◆ **Material for this exercise**:
┌──
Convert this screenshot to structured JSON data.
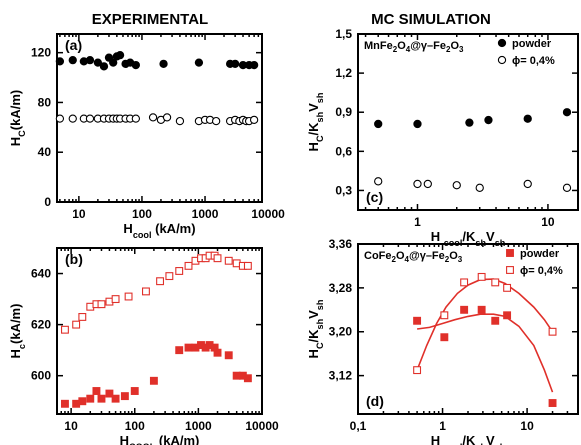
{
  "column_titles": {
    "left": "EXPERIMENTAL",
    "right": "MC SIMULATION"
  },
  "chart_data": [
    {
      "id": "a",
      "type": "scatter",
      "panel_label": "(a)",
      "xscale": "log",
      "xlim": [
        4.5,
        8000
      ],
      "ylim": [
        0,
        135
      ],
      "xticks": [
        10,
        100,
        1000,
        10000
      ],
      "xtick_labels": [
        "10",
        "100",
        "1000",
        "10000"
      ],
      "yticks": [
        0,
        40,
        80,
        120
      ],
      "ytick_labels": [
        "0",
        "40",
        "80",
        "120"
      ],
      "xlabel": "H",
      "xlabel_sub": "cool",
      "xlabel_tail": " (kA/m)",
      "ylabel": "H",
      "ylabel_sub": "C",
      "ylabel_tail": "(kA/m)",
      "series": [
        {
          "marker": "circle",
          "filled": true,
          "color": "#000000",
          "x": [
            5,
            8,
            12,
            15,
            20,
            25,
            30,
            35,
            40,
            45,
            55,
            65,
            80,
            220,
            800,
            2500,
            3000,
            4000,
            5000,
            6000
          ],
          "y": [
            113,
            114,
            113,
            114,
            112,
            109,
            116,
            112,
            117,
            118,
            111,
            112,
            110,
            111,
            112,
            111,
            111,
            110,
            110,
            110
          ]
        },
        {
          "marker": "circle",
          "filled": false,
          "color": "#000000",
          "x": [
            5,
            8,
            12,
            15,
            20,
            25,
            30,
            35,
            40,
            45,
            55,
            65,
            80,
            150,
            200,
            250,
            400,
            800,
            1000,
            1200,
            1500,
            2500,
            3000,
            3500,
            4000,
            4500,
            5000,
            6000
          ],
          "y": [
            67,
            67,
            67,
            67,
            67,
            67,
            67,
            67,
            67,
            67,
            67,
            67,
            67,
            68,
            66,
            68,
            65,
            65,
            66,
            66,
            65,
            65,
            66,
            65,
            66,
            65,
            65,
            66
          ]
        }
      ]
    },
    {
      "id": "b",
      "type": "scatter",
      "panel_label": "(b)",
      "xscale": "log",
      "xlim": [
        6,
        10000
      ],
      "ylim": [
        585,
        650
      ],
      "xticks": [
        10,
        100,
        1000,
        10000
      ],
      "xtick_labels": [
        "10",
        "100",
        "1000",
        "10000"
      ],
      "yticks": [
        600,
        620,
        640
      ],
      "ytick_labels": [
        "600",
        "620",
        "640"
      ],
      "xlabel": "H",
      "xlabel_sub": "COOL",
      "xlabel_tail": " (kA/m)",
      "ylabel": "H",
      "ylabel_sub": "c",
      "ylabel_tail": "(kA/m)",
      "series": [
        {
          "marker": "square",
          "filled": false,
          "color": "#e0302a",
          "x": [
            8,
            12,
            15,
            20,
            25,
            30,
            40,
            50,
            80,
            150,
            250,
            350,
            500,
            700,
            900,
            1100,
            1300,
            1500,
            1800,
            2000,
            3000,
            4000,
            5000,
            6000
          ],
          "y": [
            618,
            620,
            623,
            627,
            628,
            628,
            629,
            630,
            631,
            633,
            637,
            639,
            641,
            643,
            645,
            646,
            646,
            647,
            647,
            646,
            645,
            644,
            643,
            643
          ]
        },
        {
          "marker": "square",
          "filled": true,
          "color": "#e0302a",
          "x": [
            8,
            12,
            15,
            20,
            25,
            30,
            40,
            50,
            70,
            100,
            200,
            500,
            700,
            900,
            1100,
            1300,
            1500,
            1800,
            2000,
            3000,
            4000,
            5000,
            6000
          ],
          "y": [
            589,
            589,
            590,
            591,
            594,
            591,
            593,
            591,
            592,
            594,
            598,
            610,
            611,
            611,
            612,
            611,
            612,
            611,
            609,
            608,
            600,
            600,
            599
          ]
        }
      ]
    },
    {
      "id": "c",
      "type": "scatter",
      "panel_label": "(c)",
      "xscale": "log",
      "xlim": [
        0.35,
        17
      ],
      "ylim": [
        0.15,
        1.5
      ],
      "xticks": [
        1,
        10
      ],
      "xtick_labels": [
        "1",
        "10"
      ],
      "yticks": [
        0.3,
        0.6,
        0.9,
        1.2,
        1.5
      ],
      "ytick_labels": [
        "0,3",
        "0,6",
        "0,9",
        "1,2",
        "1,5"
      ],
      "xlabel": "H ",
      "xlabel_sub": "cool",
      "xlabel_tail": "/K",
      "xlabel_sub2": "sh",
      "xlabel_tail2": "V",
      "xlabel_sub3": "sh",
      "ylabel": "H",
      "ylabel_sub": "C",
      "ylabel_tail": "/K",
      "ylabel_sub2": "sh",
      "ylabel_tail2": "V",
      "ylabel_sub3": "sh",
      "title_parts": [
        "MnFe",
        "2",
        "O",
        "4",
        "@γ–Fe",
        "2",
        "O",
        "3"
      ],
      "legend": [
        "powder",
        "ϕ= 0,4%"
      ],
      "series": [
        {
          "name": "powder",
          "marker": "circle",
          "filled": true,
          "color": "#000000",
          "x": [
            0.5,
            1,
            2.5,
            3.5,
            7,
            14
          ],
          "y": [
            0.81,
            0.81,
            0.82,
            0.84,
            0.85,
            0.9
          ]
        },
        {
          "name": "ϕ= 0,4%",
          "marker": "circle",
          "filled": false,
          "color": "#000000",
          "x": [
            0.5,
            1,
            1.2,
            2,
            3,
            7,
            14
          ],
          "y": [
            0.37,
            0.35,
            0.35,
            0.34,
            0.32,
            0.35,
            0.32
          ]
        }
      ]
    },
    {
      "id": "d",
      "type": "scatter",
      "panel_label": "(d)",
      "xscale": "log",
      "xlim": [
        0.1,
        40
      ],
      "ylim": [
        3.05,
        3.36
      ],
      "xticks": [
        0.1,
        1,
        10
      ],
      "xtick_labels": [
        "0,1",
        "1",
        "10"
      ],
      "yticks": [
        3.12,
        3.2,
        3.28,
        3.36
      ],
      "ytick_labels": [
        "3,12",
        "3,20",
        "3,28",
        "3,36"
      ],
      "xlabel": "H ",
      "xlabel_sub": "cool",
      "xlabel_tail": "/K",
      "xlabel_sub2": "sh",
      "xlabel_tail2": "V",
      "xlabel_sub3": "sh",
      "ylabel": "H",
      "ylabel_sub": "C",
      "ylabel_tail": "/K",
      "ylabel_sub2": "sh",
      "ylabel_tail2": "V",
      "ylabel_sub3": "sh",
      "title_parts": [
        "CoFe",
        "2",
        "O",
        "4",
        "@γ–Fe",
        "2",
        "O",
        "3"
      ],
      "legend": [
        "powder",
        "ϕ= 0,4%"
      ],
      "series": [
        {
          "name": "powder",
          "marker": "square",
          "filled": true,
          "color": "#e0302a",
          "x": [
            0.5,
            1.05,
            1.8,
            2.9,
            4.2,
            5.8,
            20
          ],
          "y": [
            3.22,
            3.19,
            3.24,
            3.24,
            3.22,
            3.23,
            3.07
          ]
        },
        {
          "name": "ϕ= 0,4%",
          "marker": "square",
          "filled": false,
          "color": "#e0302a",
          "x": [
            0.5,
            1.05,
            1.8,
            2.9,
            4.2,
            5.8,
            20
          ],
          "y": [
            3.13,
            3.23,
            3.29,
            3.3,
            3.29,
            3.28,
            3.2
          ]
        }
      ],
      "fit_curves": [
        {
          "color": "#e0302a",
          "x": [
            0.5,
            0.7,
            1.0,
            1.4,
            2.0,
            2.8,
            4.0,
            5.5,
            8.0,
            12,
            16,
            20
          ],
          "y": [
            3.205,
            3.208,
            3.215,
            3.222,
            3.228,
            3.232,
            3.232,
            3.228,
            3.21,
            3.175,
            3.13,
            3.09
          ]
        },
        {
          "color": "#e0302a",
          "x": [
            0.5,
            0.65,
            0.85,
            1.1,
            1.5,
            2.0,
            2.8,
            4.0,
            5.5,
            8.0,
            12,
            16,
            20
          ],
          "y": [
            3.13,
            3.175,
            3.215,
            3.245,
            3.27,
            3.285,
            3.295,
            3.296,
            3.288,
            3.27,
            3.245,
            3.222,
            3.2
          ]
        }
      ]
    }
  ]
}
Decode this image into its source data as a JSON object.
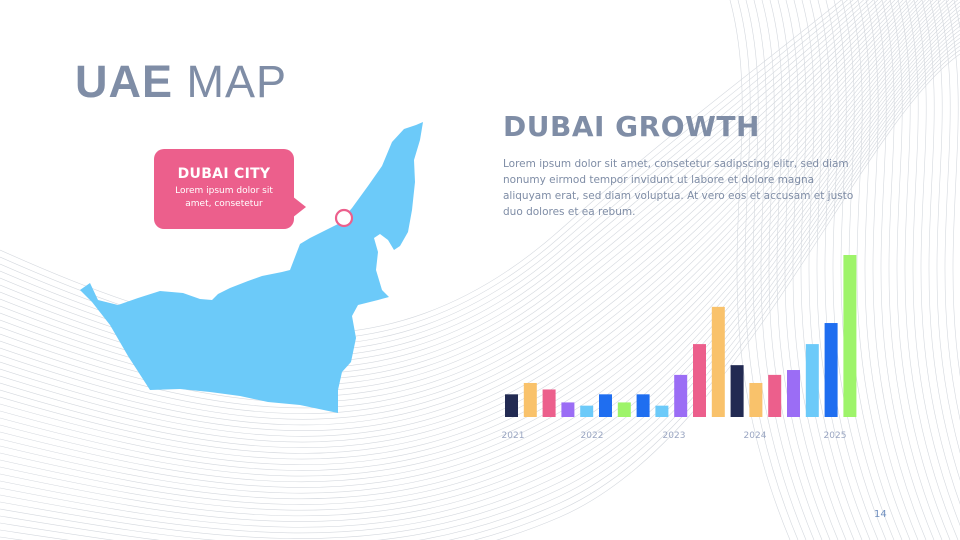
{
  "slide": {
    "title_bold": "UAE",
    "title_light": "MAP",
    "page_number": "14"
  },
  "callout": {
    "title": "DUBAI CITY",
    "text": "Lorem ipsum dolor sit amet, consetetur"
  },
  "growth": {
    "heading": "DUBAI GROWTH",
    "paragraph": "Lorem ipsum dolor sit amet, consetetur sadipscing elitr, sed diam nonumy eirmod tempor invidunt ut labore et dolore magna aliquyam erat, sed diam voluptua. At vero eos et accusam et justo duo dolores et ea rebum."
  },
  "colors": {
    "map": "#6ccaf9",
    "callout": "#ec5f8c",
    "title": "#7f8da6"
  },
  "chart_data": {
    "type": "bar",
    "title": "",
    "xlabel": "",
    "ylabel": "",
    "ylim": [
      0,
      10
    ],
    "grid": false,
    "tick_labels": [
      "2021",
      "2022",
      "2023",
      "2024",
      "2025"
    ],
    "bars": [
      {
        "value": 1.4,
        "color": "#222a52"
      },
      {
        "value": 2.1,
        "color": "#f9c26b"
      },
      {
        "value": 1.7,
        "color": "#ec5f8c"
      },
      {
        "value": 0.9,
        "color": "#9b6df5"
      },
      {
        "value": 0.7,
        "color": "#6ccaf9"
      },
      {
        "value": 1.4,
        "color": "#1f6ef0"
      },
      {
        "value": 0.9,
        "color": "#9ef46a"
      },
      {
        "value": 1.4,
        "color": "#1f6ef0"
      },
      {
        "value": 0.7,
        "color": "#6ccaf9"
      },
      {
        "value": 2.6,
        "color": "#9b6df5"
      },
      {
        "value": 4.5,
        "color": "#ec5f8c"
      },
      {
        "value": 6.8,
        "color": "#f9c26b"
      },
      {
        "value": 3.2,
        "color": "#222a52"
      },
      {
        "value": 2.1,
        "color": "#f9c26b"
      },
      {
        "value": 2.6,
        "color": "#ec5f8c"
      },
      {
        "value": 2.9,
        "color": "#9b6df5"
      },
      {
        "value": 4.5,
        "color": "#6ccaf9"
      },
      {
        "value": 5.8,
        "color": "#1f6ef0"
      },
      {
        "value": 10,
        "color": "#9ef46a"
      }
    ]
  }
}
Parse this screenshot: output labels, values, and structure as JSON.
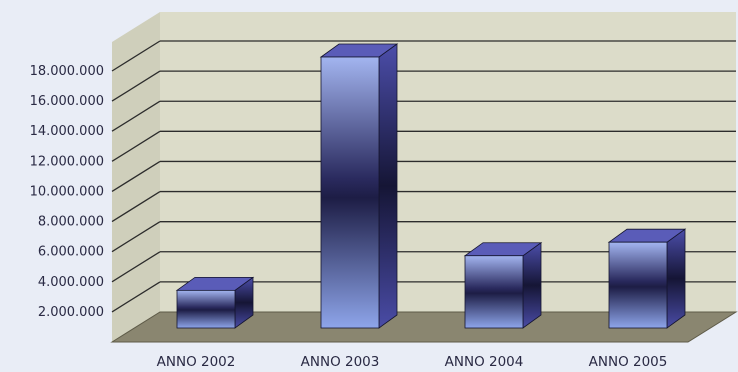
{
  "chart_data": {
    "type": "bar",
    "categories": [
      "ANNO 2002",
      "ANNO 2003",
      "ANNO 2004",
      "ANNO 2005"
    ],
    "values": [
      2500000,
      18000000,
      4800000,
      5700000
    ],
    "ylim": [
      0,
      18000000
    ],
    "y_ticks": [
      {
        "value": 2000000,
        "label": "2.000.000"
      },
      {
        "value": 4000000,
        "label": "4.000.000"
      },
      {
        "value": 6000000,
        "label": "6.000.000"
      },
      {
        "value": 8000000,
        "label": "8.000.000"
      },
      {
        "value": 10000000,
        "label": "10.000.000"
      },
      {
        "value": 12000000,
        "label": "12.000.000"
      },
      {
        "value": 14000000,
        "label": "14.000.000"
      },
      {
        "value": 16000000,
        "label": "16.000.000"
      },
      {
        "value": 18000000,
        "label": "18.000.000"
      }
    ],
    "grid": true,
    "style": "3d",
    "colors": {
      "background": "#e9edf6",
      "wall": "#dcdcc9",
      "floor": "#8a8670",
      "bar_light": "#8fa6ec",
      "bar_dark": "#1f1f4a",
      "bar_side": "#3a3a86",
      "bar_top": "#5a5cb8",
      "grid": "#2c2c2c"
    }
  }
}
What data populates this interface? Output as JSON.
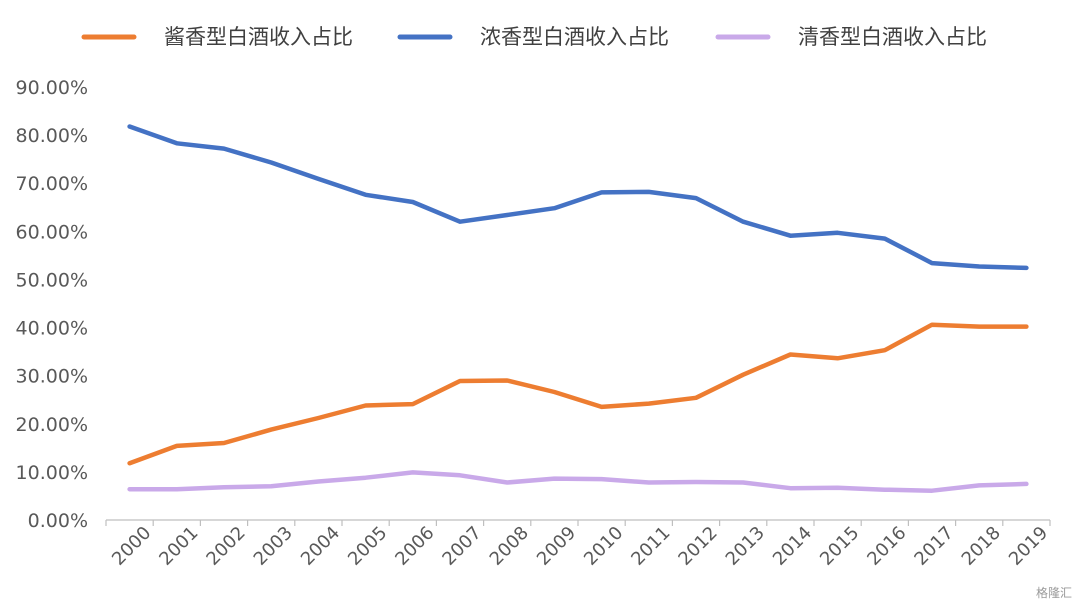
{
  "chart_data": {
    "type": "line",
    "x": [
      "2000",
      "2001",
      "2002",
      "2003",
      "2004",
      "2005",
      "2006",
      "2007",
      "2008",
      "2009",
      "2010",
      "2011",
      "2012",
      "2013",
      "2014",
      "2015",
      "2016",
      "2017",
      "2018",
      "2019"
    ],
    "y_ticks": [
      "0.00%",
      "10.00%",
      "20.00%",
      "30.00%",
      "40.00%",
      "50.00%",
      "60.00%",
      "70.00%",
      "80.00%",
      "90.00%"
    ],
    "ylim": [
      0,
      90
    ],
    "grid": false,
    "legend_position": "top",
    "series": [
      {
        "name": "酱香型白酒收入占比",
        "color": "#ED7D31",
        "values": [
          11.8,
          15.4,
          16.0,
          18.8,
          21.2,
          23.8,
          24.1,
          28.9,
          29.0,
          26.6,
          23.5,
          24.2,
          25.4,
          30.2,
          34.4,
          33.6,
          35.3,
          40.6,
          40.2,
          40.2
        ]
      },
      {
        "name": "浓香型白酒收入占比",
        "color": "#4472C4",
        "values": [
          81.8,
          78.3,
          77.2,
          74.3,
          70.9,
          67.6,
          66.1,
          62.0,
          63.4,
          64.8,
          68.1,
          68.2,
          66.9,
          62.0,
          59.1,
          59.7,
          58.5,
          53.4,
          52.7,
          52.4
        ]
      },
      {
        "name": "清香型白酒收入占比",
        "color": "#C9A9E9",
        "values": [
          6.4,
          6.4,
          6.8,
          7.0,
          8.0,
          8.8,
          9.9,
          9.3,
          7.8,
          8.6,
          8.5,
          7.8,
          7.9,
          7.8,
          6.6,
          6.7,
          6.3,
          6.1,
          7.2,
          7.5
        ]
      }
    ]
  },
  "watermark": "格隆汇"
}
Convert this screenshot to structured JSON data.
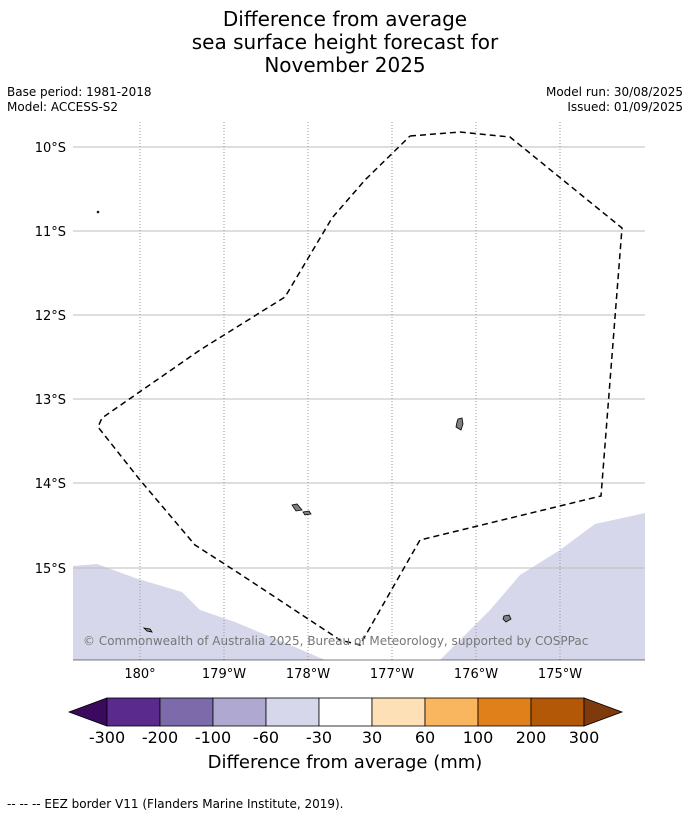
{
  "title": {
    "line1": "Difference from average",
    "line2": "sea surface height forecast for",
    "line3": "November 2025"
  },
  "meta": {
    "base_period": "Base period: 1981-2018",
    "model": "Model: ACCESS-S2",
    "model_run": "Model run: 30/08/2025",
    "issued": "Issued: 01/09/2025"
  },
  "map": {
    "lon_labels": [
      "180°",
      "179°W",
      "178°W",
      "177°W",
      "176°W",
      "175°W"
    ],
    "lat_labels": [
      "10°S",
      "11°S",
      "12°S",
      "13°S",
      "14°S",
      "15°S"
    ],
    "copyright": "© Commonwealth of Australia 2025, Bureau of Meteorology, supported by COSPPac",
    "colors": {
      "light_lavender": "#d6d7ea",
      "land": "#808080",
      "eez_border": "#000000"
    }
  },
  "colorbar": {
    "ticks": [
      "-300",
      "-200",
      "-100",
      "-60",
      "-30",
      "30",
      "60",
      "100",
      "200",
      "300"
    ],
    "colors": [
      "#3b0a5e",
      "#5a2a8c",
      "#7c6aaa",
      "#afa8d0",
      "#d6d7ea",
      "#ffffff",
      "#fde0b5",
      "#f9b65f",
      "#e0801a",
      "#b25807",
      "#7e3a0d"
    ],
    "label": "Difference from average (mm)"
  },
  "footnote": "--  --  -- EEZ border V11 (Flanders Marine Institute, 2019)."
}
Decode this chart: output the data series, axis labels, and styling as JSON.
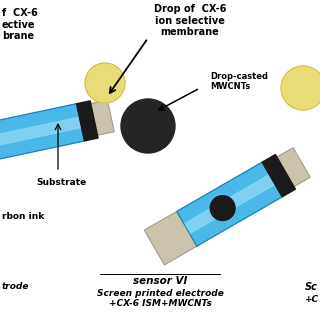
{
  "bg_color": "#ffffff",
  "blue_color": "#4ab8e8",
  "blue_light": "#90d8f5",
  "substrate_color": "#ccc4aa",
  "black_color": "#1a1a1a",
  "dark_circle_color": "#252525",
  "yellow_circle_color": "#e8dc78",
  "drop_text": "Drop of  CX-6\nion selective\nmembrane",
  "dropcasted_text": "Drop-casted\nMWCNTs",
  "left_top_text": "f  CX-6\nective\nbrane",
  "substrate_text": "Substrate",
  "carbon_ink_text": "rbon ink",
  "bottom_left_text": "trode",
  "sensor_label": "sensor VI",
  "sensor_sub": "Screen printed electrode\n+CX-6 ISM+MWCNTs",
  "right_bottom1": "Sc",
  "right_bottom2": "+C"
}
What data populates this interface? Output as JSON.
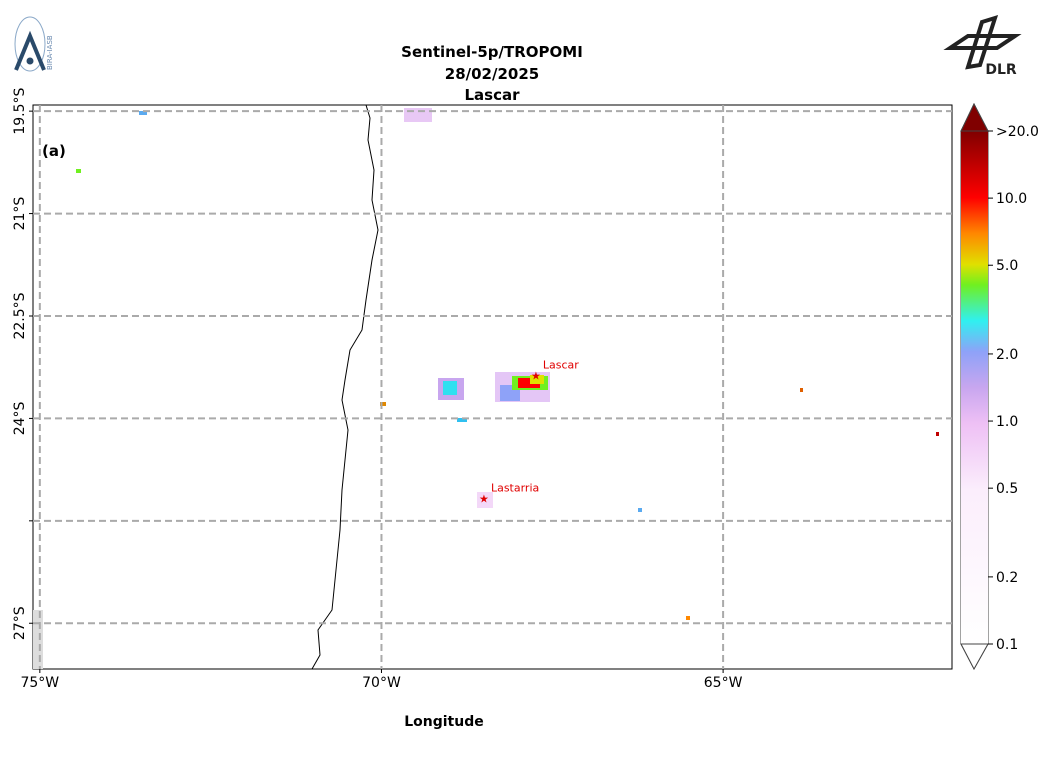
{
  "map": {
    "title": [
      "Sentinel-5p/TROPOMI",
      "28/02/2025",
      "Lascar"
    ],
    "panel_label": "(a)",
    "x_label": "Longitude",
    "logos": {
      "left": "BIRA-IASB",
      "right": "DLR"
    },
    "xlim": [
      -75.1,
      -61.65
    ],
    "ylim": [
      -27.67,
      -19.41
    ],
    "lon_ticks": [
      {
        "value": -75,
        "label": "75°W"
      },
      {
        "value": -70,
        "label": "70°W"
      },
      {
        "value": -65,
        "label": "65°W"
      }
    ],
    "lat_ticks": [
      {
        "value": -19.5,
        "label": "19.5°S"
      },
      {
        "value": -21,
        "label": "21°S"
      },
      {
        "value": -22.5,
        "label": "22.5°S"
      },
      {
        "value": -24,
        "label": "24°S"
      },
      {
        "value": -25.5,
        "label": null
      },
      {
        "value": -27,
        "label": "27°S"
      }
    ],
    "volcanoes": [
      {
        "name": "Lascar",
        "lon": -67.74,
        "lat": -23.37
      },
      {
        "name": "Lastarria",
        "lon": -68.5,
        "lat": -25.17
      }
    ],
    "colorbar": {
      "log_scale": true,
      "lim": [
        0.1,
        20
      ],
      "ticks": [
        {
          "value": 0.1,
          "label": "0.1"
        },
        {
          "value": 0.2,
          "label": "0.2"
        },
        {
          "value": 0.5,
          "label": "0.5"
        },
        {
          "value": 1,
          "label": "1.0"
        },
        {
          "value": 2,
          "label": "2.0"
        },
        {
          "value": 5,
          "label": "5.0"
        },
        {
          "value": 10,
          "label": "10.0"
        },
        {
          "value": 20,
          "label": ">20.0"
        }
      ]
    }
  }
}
└──
◆ **Work to do**:
How many of the listing's lines contain "dolor"? Respond with a single number and nothing else.

◆ **The solution**:
2